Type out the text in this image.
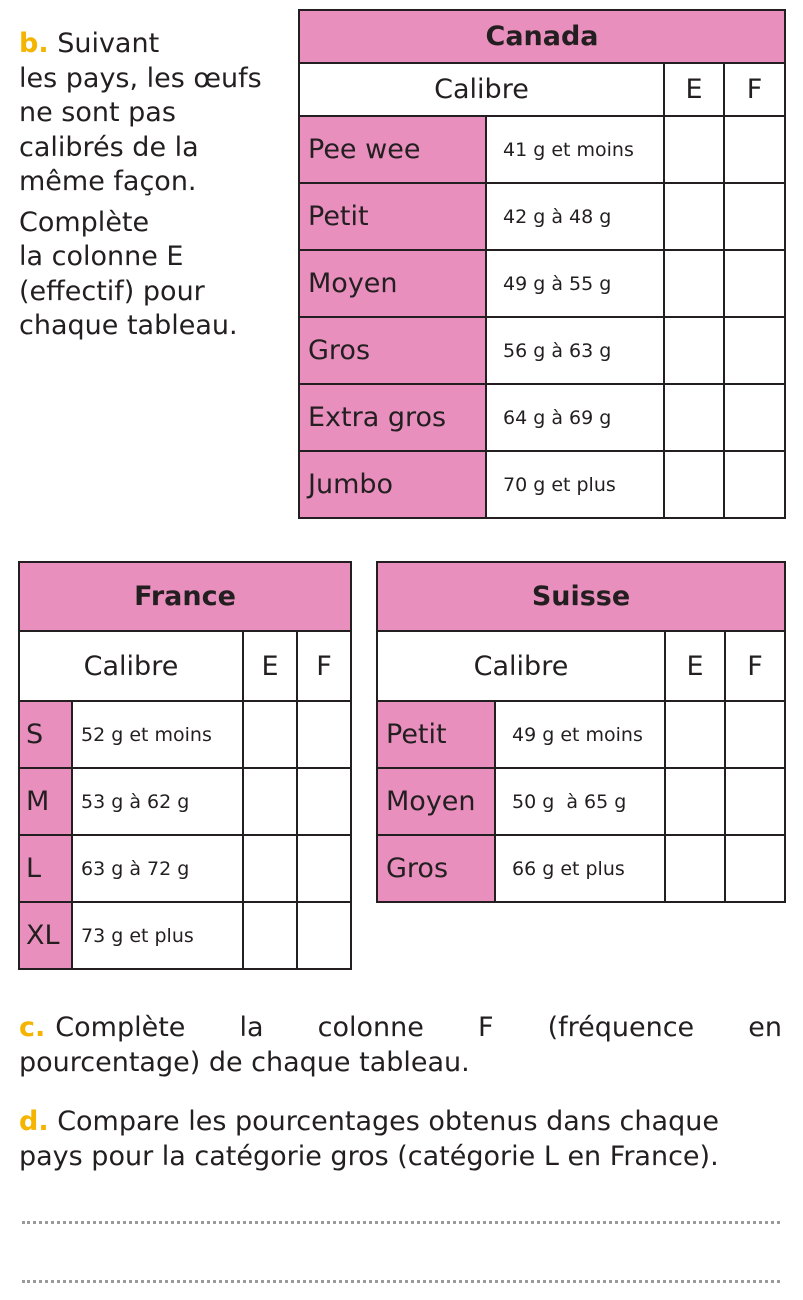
b. Suivant
les pays, les œufs
ne sont pas
calibrés de la
même façon.
Complète
la colonne E
(effectif) pour
chaque tableau.
Canada			
Calibre		E	F
Pee wee	41 g et moins		
Petit	42 g à 48 g		
Moyen	49 g à 55 g		
Gros	56 g à 63 g		
Extra gros	64 g à 69 g		
Jumbo	70 g et plus		
France			
Calibre		E	F
S	52 g et moins		
M	53 g à 62 g		
L	63 g à 72 g		
XL	73 g et plus		
Suisse			
Calibre		E	F
Petit	49 g et moins		
Moyen	50 g  à 65 g		
Gros	66 g et plus		
c. Complète la colonne F (fréquence en
pourcentage) de chaque tableau.
d. Compare les pourcentages obtenus dans chaque
pays pour la catégorie gros (catégorie L en France).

__Required work__.
Copy all lines from the material that contain "chaque".

__Expected output__.
chaque tableau.
pourcentage) de chaque tableau.
d. Compare les pourcentages obtenus dans chaque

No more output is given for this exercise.